Recorded data:
----
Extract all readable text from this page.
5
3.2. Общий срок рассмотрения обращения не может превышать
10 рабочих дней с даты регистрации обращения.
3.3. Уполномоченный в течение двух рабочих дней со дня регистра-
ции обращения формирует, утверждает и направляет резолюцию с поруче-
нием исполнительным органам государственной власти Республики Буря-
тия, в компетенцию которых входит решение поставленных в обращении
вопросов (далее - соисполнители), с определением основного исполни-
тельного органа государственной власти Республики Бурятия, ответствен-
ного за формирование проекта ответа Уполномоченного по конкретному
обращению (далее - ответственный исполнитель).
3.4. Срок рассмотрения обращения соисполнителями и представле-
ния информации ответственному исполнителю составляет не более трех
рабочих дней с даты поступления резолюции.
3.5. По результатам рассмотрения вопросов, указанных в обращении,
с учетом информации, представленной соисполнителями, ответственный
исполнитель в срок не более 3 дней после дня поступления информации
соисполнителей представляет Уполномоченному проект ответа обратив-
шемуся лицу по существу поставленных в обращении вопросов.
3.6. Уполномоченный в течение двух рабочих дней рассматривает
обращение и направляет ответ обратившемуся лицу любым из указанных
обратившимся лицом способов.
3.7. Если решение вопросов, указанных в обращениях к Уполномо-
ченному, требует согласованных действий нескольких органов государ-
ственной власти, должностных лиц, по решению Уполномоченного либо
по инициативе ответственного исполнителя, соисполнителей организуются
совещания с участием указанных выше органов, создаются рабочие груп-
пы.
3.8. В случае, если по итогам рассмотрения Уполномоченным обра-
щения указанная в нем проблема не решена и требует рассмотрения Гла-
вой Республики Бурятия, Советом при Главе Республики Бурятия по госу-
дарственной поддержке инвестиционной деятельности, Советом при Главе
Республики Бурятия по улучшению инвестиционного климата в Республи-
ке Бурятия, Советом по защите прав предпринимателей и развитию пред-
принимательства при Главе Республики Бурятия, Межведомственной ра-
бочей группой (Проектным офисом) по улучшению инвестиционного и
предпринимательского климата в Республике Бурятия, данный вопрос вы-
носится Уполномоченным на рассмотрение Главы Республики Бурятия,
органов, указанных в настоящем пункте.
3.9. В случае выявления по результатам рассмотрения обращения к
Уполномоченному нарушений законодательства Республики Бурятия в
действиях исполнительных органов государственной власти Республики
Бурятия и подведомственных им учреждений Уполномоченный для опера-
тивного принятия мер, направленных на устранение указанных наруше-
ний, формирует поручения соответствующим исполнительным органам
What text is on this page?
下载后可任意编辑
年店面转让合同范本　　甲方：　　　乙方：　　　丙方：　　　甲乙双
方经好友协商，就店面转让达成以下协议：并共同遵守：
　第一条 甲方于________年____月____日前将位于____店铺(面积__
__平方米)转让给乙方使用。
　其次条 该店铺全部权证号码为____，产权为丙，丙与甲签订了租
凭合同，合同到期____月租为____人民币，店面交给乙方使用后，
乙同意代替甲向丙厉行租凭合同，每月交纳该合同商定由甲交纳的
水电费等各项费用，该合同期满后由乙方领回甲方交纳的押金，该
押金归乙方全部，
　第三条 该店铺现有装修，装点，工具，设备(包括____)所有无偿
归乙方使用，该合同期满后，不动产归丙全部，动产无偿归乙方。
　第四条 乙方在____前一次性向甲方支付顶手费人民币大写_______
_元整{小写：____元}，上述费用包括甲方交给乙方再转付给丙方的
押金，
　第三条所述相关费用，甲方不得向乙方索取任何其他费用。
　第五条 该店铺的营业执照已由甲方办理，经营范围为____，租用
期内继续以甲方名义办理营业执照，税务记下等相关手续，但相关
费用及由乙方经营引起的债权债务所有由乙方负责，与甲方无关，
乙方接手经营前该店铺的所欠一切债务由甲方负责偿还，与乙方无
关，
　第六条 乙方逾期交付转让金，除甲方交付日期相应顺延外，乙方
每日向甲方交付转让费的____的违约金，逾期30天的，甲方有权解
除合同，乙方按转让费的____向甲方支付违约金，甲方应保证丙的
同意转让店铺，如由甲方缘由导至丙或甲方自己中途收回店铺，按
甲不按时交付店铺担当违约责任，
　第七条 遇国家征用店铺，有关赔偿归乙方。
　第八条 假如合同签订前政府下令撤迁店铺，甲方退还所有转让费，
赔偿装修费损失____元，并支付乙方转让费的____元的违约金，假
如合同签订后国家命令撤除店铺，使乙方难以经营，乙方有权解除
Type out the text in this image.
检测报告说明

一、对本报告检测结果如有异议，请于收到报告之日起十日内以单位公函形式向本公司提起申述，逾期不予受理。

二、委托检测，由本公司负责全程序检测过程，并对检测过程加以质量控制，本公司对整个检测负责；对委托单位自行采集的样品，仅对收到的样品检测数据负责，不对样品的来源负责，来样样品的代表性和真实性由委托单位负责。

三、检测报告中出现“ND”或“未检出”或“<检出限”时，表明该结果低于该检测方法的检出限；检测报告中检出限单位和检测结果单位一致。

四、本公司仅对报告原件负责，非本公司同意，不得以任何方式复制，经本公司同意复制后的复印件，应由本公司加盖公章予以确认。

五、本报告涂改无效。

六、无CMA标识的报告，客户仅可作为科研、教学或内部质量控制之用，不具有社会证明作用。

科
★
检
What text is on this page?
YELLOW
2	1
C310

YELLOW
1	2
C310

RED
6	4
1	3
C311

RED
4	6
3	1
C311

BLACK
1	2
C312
----
WHAT TO DO: Only the number is wanted: how many lines in the data include the string "органов"?

EXPECTED ANSWER: 4